• EXERCISE GOAL:
Copy each line of the records that contains the word "JSON".

==== DATASET RECORDS

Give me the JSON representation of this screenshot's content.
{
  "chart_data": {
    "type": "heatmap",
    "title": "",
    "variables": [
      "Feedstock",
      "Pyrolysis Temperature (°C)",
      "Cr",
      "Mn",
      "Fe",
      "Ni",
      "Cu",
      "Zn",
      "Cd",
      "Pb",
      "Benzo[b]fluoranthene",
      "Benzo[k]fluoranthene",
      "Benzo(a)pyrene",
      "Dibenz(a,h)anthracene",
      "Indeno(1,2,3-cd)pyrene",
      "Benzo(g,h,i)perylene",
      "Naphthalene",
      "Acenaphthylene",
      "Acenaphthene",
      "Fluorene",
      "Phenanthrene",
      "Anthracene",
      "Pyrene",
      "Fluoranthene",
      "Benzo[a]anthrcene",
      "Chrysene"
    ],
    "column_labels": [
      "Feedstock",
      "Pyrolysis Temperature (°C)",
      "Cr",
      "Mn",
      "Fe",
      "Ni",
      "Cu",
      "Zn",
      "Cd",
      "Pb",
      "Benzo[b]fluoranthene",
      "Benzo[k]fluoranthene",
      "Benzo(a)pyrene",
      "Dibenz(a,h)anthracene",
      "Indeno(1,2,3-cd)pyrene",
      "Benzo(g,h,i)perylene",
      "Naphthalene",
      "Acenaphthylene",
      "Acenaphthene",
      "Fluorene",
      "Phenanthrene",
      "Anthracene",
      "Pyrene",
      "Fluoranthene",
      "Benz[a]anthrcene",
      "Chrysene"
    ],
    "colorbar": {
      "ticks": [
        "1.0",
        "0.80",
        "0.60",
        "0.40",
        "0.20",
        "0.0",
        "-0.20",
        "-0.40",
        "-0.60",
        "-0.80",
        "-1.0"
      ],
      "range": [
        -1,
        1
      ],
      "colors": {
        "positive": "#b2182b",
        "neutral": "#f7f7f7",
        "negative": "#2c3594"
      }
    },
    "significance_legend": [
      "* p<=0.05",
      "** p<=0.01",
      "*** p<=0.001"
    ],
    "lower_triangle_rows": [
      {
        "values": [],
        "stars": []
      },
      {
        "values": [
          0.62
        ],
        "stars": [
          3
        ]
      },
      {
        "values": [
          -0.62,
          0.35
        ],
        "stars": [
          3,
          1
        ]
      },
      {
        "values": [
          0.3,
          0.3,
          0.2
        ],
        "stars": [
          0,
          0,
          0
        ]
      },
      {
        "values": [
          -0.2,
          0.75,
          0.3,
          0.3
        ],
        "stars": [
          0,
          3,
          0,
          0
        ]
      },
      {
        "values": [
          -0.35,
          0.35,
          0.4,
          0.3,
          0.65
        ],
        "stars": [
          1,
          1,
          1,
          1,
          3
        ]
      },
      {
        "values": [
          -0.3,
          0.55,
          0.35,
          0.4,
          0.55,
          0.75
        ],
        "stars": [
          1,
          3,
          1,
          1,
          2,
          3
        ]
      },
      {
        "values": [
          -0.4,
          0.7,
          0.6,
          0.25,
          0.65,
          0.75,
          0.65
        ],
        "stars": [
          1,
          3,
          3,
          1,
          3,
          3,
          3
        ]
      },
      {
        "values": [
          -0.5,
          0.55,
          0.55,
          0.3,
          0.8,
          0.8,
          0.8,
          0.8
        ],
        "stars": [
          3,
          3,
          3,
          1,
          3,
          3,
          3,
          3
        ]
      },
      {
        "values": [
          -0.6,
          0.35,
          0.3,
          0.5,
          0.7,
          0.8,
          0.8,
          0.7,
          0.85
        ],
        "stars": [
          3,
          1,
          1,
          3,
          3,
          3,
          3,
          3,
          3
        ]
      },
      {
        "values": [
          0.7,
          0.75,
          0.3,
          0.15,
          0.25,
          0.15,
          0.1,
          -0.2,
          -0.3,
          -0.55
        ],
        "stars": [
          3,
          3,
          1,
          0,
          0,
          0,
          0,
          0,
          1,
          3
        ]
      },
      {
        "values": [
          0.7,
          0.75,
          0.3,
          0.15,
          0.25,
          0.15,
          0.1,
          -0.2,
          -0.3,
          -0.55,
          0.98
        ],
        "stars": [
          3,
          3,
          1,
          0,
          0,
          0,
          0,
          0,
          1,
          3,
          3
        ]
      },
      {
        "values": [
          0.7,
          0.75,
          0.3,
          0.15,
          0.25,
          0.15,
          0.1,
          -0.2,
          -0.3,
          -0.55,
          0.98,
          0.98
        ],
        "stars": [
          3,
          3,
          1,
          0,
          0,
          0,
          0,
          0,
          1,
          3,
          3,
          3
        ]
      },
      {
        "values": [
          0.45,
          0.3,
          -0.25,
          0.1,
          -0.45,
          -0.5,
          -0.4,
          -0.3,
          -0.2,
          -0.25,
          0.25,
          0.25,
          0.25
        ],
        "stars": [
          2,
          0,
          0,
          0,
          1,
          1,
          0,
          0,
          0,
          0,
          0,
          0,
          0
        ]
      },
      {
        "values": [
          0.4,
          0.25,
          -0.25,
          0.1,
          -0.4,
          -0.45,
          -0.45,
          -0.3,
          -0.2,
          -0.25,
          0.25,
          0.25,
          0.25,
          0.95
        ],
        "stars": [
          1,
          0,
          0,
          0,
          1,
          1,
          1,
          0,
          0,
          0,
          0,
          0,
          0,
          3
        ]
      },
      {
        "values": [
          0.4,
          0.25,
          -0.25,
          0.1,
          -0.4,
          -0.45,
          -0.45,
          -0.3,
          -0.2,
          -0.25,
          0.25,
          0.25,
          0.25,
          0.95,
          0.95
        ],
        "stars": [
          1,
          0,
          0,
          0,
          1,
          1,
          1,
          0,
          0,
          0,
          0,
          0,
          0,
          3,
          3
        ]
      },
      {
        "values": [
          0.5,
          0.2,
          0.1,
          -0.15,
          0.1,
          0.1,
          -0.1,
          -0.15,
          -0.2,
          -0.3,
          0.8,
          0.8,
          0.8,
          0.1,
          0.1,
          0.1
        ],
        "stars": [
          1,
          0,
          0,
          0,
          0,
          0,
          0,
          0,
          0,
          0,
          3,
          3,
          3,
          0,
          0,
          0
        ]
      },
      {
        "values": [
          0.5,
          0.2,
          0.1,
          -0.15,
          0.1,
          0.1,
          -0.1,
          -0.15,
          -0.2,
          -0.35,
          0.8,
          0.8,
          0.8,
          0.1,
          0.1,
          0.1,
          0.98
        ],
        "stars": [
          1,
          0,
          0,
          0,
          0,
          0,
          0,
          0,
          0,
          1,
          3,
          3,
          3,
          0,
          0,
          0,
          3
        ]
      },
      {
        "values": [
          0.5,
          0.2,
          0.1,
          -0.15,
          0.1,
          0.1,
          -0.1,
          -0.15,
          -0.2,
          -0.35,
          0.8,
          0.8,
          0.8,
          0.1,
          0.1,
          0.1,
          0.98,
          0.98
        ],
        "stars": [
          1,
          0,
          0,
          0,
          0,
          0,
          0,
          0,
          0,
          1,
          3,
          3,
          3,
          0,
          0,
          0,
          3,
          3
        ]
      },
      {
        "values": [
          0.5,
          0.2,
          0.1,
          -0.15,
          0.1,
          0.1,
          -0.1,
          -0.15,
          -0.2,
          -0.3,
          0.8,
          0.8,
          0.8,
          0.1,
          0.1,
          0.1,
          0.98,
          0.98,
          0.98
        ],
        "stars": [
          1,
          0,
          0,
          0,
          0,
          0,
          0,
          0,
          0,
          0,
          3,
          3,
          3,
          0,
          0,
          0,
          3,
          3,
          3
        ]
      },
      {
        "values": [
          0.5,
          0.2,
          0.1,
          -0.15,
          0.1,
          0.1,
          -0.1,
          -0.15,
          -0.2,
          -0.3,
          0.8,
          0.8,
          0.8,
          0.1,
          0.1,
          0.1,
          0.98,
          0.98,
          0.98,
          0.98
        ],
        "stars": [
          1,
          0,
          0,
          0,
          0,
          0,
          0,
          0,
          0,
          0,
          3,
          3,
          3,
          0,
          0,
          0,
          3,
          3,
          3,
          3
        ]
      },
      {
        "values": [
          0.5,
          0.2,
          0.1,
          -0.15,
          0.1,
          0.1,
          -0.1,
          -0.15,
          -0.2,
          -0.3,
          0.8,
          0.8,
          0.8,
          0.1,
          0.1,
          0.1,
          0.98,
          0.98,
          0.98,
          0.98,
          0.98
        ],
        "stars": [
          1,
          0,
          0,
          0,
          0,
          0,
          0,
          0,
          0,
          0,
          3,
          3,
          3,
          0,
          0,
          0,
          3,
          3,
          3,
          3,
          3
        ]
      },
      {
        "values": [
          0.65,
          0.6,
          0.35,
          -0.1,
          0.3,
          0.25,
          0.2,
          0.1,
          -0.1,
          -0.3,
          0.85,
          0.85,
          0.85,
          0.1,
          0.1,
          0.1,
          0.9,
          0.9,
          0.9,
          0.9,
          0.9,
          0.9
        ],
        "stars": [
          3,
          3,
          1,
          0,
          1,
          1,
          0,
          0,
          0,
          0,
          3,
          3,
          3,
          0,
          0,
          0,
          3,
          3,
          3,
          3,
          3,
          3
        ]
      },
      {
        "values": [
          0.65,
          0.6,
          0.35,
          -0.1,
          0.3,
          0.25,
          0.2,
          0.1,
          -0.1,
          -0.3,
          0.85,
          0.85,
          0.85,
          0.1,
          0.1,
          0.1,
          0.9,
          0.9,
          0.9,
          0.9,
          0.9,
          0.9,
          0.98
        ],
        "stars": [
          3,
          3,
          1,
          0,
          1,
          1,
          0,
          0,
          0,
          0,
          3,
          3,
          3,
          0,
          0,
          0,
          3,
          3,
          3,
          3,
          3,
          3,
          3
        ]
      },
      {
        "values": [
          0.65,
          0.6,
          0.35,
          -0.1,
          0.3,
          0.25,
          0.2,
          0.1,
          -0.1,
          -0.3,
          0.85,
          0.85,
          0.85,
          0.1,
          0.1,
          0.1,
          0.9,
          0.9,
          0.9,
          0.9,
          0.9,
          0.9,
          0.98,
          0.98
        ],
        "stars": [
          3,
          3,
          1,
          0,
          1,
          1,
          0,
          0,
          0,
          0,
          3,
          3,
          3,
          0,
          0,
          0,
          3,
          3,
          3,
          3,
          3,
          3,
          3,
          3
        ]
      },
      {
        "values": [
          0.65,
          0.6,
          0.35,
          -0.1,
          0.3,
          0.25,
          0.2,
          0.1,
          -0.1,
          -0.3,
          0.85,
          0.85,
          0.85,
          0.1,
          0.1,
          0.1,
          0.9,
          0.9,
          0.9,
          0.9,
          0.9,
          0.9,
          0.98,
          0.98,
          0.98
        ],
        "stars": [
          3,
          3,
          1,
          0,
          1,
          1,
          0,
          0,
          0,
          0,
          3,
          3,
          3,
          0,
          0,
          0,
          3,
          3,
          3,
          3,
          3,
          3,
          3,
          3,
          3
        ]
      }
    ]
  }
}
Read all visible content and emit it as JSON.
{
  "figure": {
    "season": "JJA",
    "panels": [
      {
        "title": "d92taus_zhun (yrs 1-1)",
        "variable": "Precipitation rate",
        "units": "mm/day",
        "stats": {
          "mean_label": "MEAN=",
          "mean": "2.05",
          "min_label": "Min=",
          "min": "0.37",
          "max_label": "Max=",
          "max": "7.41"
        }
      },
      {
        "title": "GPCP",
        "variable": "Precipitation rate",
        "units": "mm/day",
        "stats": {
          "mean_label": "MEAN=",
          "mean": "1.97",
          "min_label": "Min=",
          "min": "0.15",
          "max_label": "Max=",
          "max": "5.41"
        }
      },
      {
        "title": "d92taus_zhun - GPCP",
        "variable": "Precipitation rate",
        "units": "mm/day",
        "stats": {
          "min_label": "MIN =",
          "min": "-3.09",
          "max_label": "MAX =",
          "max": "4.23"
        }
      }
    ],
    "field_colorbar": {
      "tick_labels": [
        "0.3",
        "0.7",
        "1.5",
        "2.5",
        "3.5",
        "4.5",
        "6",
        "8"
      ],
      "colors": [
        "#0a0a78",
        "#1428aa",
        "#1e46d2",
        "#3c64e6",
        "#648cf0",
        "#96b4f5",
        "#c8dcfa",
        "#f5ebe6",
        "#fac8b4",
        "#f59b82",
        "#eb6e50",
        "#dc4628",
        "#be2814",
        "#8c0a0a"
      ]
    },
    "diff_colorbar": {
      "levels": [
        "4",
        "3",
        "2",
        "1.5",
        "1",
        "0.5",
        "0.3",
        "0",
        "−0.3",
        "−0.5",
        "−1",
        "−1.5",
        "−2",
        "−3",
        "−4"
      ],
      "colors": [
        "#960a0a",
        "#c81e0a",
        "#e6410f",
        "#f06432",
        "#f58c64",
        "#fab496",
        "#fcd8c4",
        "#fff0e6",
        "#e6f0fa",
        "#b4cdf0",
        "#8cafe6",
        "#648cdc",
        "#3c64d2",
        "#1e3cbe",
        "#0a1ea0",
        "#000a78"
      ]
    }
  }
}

========

• TASK RESPONSE:
Give me the JSON representation of this screenshot's content.
Read all visible content and emit it as JSON.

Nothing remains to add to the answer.